== Records shown
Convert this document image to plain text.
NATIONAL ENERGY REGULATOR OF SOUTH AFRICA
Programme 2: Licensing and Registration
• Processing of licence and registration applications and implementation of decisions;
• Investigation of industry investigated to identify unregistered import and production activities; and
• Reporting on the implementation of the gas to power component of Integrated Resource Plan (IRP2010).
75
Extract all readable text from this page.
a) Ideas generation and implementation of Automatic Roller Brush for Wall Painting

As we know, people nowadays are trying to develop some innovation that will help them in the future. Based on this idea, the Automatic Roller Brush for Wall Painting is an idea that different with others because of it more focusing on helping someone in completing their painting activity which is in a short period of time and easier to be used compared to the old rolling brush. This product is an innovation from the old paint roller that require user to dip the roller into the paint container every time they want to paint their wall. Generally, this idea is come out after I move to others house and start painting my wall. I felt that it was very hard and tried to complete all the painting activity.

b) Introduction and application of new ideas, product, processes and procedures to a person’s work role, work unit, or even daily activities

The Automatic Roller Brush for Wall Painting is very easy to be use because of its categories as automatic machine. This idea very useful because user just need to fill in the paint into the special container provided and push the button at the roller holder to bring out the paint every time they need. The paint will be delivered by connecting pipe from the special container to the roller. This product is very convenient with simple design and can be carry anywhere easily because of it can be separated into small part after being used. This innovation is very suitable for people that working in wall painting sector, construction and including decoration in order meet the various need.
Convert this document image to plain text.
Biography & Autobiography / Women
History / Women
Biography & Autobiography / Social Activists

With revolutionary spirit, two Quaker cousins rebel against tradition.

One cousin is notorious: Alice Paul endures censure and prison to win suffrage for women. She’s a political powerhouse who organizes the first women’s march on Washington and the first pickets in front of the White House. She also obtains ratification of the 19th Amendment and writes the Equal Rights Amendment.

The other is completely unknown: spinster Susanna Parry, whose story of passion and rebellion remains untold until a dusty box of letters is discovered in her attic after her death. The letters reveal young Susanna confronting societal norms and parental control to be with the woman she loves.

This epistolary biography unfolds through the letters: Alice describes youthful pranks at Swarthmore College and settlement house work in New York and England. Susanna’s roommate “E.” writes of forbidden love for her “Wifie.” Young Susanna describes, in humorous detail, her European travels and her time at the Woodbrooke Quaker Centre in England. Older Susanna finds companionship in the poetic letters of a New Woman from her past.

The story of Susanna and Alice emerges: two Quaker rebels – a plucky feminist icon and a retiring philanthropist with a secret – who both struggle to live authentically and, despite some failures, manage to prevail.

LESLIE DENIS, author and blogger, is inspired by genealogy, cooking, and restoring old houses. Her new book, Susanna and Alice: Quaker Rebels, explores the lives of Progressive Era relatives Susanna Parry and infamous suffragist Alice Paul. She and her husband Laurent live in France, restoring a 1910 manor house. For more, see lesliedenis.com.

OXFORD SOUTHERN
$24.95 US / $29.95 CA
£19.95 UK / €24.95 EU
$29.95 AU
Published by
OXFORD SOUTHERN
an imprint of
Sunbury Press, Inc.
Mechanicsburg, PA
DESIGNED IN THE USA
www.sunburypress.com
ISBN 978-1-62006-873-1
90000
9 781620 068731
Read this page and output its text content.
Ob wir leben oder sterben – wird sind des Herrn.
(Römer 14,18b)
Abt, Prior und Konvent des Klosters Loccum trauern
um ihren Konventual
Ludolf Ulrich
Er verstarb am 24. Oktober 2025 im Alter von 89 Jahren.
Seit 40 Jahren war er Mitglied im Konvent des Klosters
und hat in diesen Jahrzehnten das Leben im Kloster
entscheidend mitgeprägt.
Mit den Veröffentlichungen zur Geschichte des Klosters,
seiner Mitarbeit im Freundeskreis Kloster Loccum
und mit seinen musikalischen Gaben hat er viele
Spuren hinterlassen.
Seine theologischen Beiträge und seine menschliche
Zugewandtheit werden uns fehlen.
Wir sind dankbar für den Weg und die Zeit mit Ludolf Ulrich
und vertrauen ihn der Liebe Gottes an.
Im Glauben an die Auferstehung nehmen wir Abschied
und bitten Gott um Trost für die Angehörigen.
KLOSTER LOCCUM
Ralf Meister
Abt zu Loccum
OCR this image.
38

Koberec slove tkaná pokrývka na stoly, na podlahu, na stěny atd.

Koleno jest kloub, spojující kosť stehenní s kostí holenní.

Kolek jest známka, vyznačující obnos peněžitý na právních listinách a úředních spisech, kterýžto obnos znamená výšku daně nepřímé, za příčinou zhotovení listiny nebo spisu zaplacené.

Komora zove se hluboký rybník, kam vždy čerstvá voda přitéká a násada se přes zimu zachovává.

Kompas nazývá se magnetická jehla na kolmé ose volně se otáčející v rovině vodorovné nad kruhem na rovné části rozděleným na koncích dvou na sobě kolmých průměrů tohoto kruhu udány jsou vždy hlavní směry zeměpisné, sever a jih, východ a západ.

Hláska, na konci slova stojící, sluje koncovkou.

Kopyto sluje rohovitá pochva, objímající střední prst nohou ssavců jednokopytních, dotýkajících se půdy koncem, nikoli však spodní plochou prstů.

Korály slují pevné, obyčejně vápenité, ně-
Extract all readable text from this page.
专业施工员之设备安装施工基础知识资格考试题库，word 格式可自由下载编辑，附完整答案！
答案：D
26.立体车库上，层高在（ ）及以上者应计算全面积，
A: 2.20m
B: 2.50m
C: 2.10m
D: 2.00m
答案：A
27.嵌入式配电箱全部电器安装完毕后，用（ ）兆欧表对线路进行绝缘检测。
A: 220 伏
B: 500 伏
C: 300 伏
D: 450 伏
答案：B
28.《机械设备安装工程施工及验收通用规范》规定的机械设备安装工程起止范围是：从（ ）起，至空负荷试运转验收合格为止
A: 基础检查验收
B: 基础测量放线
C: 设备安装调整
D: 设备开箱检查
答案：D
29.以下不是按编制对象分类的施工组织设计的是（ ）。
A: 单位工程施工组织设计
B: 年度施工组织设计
====
Using the material above, work out how many lines contain the string "Ludolf". Give that number alone.

* _Complete answer_
2